• [GIVEN INSTRUCTION]: Note each line of the listing that contains the string "type", and copy it.

START INPUT MATERIAL

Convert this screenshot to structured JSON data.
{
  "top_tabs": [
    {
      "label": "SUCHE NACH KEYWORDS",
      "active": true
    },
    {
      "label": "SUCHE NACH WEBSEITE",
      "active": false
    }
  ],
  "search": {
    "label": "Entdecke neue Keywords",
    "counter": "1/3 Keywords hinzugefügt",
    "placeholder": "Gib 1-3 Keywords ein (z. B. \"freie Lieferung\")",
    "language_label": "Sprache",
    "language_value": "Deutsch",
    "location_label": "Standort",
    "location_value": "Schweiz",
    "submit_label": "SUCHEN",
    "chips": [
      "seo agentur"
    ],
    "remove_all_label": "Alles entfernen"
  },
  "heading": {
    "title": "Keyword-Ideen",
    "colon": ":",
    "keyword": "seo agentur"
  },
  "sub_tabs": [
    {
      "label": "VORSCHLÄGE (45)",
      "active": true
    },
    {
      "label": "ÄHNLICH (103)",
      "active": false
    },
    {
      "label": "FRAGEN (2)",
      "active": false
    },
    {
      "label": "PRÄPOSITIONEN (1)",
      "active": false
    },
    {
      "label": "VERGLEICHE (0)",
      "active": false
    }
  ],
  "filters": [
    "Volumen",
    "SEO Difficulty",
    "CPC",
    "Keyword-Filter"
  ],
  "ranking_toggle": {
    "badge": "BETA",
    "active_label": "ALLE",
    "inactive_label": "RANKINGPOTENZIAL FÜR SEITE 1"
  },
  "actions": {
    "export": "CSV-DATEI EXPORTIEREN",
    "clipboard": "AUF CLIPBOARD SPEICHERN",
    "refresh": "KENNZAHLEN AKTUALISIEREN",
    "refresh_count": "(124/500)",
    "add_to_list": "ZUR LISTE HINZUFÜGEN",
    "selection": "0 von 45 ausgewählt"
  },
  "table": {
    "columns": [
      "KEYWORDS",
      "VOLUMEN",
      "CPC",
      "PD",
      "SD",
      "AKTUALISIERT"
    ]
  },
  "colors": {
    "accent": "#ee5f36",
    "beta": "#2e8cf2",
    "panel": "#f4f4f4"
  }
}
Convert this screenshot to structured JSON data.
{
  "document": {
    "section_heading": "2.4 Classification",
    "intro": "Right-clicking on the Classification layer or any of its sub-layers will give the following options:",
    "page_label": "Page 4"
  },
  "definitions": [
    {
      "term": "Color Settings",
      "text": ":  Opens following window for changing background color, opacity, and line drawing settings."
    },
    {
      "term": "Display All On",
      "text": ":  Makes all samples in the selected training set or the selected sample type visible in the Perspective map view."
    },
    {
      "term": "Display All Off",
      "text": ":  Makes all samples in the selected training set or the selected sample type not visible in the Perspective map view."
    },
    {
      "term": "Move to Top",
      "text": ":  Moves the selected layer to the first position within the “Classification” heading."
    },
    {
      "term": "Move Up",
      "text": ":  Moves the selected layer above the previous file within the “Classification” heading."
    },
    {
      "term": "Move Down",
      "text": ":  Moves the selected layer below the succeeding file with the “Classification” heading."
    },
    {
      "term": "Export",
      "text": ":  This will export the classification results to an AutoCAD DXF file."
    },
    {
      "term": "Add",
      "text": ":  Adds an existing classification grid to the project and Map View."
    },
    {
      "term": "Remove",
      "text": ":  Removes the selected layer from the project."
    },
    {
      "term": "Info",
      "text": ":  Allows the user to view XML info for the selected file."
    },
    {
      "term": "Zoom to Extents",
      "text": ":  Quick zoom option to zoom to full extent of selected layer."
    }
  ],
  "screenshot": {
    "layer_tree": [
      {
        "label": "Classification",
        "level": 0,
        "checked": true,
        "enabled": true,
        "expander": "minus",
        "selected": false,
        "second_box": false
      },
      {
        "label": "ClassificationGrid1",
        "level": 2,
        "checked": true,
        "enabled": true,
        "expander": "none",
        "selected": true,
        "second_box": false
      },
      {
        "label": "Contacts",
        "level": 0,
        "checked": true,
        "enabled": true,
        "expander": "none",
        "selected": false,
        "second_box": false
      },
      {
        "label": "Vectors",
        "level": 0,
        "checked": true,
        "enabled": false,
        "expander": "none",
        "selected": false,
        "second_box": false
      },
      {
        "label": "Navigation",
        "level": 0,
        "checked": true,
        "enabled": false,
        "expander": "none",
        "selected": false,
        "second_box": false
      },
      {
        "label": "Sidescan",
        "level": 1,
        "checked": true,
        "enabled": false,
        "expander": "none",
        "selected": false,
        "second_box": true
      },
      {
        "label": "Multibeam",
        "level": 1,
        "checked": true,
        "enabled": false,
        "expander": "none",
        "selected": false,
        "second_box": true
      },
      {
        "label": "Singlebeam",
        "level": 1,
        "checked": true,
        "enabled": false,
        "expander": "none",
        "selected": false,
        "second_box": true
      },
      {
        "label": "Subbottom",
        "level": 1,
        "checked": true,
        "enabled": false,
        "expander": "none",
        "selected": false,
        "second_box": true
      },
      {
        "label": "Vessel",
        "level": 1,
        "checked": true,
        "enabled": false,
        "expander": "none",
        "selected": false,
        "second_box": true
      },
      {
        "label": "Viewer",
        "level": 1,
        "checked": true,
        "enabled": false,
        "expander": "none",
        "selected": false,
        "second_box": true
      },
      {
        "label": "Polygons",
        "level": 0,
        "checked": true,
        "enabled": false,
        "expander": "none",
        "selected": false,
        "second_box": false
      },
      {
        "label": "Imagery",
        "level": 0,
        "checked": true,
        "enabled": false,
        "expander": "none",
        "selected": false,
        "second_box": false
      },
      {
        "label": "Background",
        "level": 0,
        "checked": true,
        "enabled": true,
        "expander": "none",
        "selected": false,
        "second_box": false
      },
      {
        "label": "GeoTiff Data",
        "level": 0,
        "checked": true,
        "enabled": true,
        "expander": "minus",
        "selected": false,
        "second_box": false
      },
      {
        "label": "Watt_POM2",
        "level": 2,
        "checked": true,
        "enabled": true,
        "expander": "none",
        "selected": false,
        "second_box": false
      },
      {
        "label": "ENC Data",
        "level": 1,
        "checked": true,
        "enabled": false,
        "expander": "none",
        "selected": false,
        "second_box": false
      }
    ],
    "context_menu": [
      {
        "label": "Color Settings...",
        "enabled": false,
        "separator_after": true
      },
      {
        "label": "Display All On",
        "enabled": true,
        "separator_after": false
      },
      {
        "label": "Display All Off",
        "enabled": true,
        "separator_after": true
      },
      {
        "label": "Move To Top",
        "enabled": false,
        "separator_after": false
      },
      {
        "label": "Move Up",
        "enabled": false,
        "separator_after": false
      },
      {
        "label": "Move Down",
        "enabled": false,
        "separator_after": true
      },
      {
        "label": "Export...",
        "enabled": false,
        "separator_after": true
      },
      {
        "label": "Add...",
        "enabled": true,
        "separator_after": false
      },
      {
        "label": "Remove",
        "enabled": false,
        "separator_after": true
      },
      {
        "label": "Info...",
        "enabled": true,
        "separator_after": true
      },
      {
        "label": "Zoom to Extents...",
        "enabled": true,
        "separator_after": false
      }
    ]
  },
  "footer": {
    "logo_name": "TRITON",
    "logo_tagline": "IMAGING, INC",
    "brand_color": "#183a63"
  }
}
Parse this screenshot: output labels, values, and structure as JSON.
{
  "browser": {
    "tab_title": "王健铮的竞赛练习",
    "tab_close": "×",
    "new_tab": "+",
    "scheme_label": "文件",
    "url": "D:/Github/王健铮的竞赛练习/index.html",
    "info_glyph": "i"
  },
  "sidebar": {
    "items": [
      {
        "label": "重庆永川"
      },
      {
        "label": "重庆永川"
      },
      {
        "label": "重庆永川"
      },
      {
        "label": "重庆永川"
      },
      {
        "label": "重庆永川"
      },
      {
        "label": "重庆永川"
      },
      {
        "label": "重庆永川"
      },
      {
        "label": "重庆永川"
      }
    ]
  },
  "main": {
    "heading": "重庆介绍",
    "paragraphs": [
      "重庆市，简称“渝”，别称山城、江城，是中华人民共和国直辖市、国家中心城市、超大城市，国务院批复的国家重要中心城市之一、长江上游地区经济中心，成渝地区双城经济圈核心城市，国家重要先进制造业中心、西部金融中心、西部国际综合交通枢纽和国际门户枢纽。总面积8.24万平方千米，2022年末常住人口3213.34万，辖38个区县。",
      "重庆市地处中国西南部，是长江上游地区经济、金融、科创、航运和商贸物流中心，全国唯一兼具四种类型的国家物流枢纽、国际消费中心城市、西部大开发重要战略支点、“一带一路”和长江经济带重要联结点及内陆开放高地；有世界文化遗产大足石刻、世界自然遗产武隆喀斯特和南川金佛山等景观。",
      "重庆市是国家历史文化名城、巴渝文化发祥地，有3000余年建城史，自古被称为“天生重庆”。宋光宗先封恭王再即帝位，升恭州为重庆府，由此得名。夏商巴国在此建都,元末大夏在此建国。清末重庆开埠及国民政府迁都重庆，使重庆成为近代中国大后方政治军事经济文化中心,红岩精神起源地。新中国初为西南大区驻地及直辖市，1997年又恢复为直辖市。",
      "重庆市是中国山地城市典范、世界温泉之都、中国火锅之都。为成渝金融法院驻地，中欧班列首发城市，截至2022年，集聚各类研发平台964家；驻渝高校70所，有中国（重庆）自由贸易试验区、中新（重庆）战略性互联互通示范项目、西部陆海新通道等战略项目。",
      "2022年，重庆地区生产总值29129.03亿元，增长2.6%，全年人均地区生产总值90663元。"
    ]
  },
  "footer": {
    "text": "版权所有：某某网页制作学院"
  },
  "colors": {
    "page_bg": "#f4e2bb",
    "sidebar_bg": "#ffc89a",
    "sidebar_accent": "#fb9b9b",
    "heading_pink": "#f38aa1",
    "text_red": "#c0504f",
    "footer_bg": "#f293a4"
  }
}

END INPUT MATERIAL

• [WRITTEN ANSWER]:
      "text": ":  Makes all samples in the selected training set or the selected sample type visible in the Perspective map view."
      "text": ":  Makes all samples in the selected training set or the selected sample type not visible in the Perspective map view."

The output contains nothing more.